Task description
For each statement below, say whether it agrees with the Prunus africana text, answering yes or no and quoting the text's deciding words: 1. Mubindi Swamp lies at 2100 m altitude. 2. P. africana is described as a shade-tolerant, primary-forest species. 3. Gorillas are said to avoid the fruits of this tree.

Page text

It requires a moist climate, 900–3400 mm annual rainfall, and is moderately frost-tolerant. P. africana appears to be a light-demanding, secondary-forest species.

A 1994/1995 study published in 1997 by Marchant and Taylor did a pollen analysis on and radiocarbon-dated two core samples from montane Mubindi Swamp in Uganda. The swamp is a catchment at 2100 m altitude between mountain ridges. It is a "moist lower montane forest" in Bwindi Forest National Park. The investigators found montane Prunus, represented by currently growing P. africana, has been in the catchment continuously since their Pollen Zone MB6.1, dated about 43,000–33,000 years ago.

== Ecology ==
As with other members of the genus Prunus, Prunus africana possesses extrafloral nectaries that provide antiherbivore insects with a nutrient source in return for protecting the foliage.

Prunus africana is an important food source for frugivorous birds and mammals. Dian Fossey reports of the mountain gorilla: "The northwestern slopes of Visoke offered several ridges of Pygeum africanum ... The fruits of this tree are highly favored by gorillas." East African Mammals reports that stands of Pygeum are the habitat of the rare Carruther's mountain squirrel, and asserts, "This forest type tends to have a rather broken canopy with many trees smothered in climbers and dense tangles of undergrowth."

Exercise data
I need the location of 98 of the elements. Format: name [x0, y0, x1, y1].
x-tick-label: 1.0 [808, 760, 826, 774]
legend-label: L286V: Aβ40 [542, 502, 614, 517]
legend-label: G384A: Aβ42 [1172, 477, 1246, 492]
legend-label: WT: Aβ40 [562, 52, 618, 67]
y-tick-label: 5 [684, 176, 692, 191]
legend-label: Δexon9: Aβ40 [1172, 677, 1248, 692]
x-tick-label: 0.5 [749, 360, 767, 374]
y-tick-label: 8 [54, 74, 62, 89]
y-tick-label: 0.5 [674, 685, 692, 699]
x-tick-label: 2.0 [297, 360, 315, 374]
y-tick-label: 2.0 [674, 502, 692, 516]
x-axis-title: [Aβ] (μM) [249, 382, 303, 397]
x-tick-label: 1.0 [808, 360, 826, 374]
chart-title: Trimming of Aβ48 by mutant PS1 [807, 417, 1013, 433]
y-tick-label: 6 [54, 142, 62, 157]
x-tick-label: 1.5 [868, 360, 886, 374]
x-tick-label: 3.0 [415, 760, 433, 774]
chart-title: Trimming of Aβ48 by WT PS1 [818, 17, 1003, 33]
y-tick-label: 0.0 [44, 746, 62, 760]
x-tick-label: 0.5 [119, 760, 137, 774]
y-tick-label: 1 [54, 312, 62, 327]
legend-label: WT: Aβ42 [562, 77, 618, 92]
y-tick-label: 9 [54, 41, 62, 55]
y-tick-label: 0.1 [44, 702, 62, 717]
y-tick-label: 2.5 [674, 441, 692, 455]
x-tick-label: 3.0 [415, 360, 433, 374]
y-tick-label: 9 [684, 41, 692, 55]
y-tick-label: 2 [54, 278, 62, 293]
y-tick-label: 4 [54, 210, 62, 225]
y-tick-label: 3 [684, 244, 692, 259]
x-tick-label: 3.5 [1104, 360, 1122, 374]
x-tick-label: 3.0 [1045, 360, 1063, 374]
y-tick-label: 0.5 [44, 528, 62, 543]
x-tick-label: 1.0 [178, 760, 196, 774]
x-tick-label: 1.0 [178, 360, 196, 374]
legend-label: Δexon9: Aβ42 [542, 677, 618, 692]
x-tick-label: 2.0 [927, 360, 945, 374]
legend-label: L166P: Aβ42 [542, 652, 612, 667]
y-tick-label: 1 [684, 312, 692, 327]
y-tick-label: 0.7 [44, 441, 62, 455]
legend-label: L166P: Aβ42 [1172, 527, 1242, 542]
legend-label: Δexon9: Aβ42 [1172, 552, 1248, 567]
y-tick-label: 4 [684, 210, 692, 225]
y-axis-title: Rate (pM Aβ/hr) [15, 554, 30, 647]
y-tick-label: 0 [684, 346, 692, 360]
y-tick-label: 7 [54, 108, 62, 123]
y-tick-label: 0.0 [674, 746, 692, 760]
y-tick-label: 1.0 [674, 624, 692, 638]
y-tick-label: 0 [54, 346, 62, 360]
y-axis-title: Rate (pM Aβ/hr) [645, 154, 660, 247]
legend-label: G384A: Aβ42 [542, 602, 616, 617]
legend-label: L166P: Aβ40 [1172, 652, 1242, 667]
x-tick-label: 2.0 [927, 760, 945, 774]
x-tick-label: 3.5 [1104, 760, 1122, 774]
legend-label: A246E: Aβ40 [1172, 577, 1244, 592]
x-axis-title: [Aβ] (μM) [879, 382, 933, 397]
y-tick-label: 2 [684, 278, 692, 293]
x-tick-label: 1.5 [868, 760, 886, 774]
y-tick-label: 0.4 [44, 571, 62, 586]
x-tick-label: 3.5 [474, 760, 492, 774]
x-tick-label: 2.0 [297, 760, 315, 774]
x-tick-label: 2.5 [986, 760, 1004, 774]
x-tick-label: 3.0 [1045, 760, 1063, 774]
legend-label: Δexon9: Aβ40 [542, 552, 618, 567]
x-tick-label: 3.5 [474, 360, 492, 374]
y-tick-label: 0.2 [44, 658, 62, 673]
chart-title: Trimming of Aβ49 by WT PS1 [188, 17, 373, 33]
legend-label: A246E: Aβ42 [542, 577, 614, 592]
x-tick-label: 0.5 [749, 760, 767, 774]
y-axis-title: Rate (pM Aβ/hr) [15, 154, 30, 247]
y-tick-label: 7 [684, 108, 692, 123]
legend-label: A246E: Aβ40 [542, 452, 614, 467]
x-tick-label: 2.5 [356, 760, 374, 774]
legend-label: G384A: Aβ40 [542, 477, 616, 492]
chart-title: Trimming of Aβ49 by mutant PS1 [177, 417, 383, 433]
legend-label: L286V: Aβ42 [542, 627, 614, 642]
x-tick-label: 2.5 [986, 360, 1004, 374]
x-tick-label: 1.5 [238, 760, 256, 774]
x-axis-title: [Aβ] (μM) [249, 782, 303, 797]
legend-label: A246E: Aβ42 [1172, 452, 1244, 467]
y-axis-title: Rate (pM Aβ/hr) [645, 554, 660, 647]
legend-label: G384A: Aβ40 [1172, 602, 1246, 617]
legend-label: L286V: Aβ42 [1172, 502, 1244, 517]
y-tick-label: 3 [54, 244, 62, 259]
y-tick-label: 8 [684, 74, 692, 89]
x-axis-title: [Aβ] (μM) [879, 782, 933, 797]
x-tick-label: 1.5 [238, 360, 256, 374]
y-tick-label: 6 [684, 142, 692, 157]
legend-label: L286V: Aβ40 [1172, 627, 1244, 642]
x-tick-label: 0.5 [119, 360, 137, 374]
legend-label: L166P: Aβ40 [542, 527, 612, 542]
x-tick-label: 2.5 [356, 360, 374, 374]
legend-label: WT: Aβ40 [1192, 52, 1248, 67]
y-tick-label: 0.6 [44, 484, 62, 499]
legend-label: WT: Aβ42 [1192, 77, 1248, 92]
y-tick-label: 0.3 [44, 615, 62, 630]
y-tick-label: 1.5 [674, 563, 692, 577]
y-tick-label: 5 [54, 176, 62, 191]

Exercise output
1. Yes: "The swamp is a catchment at 2100 m altitude between mountain ridges."
2. No: "P. africana appears to be a light-demanding, secondary-forest species."
3. No: "The fruits of this tree are highly favored by gorillas."